[Items listed in a dataset]
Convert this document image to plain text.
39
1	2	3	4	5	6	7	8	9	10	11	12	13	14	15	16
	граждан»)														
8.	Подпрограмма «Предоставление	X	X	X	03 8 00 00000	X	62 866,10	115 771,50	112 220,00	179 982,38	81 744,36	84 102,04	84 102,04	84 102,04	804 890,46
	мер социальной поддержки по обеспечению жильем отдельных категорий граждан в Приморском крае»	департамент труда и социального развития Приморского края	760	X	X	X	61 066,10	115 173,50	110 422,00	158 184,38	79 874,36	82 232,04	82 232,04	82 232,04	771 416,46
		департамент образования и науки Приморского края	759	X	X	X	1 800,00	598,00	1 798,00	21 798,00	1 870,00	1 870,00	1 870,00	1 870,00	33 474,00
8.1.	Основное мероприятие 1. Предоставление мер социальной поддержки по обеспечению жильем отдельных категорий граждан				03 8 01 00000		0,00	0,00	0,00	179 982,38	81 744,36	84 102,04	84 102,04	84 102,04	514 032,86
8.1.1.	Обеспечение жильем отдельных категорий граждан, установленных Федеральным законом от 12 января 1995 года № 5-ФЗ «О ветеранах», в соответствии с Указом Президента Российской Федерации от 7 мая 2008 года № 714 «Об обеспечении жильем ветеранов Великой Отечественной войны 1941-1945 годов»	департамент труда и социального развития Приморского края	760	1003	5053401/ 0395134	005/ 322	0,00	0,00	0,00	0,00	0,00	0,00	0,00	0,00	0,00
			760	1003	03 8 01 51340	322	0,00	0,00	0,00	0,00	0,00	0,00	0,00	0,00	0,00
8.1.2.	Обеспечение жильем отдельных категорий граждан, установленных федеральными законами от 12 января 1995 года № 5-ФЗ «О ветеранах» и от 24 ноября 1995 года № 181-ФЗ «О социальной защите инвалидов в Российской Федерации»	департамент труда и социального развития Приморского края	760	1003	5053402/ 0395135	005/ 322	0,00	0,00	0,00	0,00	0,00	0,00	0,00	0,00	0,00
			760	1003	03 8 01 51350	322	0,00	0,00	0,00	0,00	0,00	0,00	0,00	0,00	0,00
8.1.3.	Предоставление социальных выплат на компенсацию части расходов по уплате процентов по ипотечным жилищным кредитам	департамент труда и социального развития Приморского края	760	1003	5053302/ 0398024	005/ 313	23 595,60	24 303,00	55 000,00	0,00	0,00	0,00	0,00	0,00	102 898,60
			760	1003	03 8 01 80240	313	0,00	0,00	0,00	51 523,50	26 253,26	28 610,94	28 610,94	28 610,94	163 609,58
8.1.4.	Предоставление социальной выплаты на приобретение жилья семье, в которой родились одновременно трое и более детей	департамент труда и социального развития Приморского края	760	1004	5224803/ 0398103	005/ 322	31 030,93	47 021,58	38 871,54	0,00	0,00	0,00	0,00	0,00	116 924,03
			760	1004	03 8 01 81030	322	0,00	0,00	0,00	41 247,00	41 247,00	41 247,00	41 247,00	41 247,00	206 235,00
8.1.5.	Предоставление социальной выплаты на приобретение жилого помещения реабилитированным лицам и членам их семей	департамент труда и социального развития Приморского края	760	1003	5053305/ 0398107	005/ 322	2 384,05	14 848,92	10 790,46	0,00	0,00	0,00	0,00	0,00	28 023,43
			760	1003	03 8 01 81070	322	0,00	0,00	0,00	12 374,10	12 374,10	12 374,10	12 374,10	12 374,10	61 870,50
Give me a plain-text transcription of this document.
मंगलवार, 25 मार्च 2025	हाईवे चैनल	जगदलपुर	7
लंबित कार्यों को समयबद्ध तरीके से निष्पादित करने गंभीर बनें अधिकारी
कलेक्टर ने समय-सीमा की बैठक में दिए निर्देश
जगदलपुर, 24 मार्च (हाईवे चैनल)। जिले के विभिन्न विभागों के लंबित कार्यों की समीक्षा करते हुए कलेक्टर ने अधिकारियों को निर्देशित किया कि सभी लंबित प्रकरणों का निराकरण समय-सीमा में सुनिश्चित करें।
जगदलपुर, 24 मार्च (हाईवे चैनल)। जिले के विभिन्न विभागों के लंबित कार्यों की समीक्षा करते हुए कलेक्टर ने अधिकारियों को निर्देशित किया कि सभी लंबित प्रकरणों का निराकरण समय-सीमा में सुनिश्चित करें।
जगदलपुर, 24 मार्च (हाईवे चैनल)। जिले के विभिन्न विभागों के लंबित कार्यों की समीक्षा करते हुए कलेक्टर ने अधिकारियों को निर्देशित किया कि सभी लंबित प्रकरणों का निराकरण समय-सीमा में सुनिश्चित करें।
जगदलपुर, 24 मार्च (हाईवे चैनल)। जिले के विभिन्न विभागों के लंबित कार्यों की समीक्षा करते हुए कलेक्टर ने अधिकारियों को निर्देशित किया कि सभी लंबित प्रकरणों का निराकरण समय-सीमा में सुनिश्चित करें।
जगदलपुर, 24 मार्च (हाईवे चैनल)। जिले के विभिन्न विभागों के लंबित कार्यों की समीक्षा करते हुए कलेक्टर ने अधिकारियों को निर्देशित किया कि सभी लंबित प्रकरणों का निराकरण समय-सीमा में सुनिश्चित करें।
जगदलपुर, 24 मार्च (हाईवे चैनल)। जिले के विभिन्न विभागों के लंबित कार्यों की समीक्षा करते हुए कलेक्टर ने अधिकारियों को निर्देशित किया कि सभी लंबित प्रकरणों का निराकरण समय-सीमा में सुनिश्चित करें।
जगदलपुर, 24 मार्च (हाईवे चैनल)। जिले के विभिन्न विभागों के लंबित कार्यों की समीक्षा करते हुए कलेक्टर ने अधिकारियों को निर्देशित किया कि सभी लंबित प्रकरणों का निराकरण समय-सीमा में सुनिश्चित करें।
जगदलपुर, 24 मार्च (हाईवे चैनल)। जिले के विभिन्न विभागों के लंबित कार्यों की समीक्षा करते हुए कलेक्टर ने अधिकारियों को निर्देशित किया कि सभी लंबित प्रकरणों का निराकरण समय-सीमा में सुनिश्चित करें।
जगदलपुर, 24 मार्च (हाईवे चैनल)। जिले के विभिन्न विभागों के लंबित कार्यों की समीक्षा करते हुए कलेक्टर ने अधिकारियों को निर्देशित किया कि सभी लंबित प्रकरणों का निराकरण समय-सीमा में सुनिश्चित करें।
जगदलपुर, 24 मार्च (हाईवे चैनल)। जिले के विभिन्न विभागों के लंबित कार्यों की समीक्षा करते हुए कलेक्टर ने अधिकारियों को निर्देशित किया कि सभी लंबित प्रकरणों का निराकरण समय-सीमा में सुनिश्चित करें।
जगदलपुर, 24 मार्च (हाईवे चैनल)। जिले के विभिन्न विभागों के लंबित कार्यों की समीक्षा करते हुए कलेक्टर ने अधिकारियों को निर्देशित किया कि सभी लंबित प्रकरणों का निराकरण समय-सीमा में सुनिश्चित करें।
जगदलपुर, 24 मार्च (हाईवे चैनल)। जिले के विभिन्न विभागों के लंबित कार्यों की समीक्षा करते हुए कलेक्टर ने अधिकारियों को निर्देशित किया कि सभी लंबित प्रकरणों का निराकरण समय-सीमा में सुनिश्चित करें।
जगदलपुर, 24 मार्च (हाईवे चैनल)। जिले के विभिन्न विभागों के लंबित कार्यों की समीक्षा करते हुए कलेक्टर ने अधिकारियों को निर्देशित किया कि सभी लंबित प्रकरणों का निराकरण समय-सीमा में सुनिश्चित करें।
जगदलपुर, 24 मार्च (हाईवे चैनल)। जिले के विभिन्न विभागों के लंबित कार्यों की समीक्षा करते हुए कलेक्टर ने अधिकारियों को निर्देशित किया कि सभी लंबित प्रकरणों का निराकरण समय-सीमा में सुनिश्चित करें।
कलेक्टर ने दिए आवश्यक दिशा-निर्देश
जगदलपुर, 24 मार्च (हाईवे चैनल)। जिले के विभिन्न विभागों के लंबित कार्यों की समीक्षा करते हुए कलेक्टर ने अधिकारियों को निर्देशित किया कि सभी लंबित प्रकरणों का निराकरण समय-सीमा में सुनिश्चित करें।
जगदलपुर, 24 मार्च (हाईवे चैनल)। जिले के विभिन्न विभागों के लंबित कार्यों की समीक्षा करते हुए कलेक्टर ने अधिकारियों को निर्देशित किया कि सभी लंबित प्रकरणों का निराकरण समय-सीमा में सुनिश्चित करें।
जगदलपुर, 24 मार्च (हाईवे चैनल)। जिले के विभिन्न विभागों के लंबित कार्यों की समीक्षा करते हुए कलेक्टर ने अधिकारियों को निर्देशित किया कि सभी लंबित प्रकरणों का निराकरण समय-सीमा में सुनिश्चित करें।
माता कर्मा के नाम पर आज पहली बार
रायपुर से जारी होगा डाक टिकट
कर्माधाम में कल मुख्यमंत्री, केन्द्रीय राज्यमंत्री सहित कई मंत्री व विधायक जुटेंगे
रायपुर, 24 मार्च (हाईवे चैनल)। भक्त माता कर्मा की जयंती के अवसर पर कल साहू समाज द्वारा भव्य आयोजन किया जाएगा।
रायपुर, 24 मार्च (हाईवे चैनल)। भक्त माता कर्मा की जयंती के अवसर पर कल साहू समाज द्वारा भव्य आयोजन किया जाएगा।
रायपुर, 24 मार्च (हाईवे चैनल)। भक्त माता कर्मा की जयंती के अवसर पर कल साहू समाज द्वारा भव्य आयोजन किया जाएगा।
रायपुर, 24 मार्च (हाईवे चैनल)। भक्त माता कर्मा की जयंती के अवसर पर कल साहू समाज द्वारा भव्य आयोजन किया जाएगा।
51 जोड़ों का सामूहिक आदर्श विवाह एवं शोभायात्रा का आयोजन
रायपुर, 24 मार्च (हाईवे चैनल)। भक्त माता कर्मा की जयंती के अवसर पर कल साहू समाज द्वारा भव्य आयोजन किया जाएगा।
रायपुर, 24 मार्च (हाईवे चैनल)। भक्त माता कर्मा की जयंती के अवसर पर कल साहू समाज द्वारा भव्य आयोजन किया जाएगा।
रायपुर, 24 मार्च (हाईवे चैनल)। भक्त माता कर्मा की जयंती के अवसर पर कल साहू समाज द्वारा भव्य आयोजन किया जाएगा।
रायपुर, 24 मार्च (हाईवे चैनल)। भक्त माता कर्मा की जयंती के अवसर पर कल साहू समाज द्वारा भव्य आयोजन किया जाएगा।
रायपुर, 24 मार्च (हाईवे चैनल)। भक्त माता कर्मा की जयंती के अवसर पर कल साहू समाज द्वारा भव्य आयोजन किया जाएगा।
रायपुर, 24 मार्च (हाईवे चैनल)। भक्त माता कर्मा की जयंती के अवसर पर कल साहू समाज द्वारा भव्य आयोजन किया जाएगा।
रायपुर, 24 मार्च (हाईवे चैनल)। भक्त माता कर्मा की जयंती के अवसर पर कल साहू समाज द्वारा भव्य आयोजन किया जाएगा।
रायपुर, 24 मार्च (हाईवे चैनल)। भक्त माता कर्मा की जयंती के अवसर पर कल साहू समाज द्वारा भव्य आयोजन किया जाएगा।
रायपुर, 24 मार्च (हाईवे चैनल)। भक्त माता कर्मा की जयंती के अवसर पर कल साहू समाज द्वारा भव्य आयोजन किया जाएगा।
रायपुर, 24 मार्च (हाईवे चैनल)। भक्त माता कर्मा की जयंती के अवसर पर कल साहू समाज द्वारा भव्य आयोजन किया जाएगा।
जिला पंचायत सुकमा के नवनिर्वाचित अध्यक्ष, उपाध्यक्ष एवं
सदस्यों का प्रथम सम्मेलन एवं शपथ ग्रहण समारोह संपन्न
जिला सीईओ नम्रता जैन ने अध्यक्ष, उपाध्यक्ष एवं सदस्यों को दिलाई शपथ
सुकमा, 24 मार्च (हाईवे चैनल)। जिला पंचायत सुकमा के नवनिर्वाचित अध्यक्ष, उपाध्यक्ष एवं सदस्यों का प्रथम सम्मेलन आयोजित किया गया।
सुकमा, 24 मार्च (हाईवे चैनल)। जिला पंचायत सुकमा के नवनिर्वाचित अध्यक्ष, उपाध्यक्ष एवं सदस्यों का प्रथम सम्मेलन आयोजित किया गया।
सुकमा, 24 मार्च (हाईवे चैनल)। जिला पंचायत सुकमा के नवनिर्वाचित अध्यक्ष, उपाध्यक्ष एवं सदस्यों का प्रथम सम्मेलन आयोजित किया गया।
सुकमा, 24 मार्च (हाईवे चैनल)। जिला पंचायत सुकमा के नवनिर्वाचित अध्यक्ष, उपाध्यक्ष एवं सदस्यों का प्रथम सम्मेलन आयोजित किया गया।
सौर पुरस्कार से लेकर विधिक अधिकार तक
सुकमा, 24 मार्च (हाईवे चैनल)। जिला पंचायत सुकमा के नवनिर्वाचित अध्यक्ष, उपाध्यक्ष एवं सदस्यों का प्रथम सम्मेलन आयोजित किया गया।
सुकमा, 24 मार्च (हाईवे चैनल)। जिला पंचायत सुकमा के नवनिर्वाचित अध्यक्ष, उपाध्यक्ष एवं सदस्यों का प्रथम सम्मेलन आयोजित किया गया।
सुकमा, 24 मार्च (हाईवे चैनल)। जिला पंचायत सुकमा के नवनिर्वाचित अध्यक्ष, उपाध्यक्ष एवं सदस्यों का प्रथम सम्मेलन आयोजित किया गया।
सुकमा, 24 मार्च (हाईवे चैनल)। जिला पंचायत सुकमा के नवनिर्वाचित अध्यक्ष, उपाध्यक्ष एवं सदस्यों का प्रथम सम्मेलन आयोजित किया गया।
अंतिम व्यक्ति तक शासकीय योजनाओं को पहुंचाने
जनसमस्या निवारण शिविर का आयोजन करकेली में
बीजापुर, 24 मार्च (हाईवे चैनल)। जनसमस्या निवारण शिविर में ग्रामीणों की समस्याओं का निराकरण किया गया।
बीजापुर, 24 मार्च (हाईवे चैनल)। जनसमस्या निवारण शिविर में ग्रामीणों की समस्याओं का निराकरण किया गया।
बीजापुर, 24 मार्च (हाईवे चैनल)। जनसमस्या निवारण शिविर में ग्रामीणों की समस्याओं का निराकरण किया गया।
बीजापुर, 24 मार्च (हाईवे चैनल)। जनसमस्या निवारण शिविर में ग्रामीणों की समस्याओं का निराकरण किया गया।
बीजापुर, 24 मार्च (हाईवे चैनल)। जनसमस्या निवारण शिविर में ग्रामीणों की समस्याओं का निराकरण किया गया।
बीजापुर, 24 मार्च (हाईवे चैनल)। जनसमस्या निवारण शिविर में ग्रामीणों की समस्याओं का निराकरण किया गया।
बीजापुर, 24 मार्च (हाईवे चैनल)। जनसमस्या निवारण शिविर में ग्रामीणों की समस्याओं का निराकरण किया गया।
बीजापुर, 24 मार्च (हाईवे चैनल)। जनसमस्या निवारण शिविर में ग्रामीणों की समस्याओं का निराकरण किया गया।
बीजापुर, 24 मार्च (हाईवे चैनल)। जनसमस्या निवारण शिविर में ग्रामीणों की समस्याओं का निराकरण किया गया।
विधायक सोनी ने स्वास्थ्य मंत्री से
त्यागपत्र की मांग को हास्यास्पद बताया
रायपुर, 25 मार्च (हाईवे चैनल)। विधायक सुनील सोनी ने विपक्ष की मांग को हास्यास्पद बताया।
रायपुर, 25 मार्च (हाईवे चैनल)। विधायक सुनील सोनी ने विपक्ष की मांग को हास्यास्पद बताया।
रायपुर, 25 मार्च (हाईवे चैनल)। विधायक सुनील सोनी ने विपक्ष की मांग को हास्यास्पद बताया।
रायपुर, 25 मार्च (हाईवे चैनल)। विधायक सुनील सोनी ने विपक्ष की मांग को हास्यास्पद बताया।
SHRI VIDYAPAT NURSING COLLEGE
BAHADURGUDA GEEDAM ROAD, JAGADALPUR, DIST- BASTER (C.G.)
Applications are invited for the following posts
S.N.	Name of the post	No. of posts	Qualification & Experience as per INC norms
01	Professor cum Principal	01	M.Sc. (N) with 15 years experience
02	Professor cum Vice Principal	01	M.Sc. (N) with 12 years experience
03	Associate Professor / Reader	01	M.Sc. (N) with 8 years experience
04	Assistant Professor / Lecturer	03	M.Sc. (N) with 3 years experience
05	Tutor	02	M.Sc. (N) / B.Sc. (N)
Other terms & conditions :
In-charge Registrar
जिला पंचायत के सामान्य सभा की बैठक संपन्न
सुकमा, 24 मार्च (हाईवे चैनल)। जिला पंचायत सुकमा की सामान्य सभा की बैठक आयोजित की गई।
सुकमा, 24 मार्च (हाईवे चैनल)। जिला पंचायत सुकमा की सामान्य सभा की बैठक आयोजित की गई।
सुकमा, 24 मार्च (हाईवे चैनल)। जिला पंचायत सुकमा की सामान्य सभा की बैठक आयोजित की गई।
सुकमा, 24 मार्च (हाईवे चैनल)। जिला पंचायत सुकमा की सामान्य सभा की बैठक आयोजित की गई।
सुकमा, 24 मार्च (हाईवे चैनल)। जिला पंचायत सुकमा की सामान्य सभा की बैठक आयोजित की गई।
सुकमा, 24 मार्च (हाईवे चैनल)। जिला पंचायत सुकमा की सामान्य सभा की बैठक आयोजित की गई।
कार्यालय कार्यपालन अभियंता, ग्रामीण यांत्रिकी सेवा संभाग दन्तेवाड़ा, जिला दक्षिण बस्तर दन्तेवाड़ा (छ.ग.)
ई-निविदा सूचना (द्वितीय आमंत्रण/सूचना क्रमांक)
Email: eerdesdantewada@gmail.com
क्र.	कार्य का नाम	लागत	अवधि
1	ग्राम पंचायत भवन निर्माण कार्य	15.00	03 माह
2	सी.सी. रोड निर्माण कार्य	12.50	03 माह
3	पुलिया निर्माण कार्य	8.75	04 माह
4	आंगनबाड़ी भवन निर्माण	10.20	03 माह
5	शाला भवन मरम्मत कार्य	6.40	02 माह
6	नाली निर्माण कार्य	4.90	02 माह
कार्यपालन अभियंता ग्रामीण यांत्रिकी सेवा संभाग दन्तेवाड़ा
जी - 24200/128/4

▶ Written instruction: Show each line holding the word "with".

▶ Correct response:
01	Professor cum Principal	01	M.Sc. (N) with 15 years experience
02	Professor cum Vice Principal	01	M.Sc. (N) with 12 years experience
03	Associate Professor / Reader	01	M.Sc. (N) with 8 years experience
04	Assistant Professor / Lecturer	03	M.Sc. (N) with 3 years experience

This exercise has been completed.